TASK STATEMENT
Copy every entry precisely.

— START —

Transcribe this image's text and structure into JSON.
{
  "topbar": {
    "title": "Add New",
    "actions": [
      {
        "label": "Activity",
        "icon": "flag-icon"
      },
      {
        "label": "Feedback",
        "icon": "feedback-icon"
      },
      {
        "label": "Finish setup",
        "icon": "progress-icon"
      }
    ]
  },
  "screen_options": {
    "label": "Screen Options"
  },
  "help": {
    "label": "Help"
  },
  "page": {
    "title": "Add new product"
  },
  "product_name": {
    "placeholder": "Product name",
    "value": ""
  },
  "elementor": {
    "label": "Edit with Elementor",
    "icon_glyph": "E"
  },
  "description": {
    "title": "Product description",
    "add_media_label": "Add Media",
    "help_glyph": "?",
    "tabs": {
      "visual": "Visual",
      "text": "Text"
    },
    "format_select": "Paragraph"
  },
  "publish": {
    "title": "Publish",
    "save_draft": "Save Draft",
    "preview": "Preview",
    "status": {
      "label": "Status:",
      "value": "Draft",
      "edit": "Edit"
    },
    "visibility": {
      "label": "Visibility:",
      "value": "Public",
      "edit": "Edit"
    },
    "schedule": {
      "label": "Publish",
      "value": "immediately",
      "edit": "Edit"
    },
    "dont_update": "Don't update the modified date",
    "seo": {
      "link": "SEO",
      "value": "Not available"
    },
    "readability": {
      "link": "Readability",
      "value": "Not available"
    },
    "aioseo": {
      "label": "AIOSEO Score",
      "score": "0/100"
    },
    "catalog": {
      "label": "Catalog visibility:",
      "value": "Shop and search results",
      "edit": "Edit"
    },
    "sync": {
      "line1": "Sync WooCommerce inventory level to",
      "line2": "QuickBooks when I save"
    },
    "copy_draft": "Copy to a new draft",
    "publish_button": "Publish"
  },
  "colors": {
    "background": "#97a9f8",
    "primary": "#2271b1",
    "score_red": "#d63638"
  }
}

— END —

OUTPUT FOR THIS TASK
Transcribe this image's text and structure into JSON.
{
  "topbar": {
    "title": "Add New",
    "actions": [
      {
        "label": "Activity",
        "icon": "flag-icon"
      },
      {
        "label": "Feedback",
        "icon": "feedback-icon"
      },
      {
        "label": "Finish setup",
        "icon": "progress-icon"
      }
    ]
  },
  "screen_options": {
    "label": "Screen Options"
  },
  "help": {
    "label": "Help"
  },
  "page": {
    "title": "Add new product"
  },
  "product_name": {
    "placeholder": "Product name",
    "value": ""
  },
  "elementor": {
    "label": "Edit with Elementor",
    "icon_glyph": "E"
  },
  "description": {
    "title": "Product description",
    "add_media_label": "Add Media",
    "help_glyph": "?",
    "tabs": {
      "visual": "Visual",
      "text": "Text"
    },
    "format_select": "Paragraph"
  },
  "publish": {
    "title": "Publish",
    "save_draft": "Save Draft",
    "preview": "Preview",
    "status": {
      "label": "Status:",
      "value": "Draft",
      "edit": "Edit"
    },
    "visibility": {
      "label": "Visibility:",
      "value": "Public",
      "edit": "Edit"
    },
    "schedule": {
      "label": "Publish",
      "value": "immediately",
      "edit": "Edit"
    },
    "dont_update": "Don't update the modified date",
    "seo": {
      "link": "SEO",
      "value": "Not available"
    },
    "readability": {
      "link": "Readability",
      "value": "Not available"
    },
    "aioseo": {
      "label": "AIOSEO Score",
      "score": "0/100"
    },
    "catalog": {
      "label": "Catalog visibility:",
      "value": "Shop and search results",
      "edit": "Edit"
    },
    "sync": {
      "line1": "Sync WooCommerce inventory level to",
      "line2": "QuickBooks when I save"
    },
    "copy_draft": "Copy to a new draft",
    "publish_button": "Publish"
  },
  "colors": {
    "background": "#97a9f8",
    "primary": "#2271b1",
    "score_red": "#d63638"
  }
}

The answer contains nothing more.